» **Task to complete**
In the data below, find each line containing the string "Heat" and return it.

» **Given data**
== == ==

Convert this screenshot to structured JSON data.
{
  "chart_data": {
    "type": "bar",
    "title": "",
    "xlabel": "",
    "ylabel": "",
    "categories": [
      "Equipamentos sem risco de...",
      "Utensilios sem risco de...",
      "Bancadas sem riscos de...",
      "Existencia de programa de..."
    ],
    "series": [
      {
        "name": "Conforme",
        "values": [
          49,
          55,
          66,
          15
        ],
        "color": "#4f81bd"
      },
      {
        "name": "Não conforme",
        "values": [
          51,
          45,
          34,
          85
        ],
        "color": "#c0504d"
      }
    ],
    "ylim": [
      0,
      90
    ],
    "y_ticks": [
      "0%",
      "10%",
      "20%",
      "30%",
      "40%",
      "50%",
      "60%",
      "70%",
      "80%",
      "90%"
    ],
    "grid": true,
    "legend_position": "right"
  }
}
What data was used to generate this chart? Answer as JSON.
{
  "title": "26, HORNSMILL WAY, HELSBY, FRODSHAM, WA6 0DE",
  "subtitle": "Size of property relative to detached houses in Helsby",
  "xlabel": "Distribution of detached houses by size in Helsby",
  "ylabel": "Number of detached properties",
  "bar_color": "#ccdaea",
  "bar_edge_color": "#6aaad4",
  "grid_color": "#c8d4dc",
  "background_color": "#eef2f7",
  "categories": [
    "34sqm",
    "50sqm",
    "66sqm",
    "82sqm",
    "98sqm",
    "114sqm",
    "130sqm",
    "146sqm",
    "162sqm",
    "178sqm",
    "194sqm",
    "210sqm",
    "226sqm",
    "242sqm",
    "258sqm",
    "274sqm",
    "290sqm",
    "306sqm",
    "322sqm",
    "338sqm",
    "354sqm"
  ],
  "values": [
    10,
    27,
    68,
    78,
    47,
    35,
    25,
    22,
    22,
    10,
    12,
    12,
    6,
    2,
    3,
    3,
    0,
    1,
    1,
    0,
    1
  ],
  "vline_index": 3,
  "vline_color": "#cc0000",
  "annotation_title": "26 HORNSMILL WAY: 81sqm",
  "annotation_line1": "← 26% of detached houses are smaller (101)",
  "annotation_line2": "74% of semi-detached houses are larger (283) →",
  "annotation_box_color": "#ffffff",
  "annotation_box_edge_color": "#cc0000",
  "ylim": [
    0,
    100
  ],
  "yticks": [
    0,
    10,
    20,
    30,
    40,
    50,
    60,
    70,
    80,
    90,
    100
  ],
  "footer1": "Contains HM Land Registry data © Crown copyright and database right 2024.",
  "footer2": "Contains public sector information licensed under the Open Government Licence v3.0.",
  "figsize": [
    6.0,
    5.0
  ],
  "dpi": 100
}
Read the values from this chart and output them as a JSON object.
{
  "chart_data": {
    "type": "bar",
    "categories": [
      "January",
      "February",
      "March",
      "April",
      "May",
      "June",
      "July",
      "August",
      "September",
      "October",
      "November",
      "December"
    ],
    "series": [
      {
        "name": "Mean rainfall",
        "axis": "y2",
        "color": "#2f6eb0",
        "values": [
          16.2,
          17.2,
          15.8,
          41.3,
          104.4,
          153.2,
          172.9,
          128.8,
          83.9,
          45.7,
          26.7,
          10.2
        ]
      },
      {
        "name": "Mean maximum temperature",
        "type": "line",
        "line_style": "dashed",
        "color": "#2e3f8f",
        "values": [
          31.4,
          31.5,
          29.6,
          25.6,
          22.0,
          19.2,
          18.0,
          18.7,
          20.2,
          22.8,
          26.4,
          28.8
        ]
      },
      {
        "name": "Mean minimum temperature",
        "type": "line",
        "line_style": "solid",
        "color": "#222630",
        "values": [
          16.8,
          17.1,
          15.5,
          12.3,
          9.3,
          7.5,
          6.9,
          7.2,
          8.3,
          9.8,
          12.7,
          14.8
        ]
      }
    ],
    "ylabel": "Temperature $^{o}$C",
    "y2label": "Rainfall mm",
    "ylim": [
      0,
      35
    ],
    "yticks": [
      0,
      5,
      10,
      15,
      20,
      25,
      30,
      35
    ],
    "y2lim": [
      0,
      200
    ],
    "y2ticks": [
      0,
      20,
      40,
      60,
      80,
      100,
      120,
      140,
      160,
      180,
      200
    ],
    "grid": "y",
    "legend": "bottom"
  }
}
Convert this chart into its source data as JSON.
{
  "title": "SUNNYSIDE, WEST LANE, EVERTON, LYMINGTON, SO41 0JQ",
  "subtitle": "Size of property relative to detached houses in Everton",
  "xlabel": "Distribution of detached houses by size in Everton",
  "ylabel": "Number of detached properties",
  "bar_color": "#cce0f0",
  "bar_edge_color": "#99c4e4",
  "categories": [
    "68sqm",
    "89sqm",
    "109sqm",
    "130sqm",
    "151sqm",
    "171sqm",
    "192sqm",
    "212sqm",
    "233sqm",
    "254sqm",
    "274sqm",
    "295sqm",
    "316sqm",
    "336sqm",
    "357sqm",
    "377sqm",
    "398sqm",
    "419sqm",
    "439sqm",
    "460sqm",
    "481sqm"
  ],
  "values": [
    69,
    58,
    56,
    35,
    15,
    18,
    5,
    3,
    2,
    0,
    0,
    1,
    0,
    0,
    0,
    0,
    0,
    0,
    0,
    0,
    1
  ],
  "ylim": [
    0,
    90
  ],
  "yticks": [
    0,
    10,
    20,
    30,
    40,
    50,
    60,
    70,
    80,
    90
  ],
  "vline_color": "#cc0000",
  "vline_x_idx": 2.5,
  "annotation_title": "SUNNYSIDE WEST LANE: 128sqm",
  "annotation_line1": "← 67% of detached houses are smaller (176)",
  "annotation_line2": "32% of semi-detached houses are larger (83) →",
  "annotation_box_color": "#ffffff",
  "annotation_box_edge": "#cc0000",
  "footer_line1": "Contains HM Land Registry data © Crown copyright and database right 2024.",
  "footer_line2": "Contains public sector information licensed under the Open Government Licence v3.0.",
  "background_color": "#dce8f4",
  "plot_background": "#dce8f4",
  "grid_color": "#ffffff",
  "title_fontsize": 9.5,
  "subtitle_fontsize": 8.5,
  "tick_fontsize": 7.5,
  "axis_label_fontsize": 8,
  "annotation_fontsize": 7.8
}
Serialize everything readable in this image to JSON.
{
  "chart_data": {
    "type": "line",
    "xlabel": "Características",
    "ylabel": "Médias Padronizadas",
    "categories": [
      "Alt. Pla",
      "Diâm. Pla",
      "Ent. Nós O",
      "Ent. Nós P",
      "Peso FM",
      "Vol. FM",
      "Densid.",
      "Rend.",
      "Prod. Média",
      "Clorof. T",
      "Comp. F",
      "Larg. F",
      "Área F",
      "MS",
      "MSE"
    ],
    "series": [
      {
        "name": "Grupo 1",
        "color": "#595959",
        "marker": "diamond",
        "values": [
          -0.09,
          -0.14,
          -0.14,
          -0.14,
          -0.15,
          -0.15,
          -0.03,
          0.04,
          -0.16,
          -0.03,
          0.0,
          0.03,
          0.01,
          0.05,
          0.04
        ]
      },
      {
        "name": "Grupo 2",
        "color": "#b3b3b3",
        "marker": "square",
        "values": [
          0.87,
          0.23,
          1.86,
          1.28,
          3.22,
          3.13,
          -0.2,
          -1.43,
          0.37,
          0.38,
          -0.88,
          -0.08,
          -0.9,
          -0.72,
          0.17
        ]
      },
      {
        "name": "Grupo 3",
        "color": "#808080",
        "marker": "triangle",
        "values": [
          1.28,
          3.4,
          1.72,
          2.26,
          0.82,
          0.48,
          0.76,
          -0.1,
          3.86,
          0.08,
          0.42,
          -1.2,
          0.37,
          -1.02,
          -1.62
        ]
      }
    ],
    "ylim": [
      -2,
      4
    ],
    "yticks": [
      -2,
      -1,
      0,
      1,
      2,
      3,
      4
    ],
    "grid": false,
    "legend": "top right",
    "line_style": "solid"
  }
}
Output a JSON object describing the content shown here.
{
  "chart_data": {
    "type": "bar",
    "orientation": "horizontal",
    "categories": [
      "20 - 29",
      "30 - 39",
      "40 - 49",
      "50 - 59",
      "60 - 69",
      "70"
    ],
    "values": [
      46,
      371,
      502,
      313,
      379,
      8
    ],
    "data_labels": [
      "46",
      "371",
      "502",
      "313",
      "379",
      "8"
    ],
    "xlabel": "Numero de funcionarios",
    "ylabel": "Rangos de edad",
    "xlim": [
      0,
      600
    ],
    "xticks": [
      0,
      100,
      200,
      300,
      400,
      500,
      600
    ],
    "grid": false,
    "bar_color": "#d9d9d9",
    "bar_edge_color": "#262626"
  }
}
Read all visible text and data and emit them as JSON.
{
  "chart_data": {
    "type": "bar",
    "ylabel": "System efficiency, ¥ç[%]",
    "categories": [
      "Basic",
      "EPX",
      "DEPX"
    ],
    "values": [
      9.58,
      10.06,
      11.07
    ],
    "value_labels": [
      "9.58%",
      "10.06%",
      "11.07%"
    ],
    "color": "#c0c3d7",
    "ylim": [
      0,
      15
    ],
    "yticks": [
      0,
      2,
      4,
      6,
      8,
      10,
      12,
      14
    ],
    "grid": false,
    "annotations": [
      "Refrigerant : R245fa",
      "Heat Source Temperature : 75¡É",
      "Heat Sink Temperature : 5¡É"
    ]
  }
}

== == ==

» **The answer**
      "Heat Source Temperature : 75¡É",
      "Heat Sink Temperature : 5¡É"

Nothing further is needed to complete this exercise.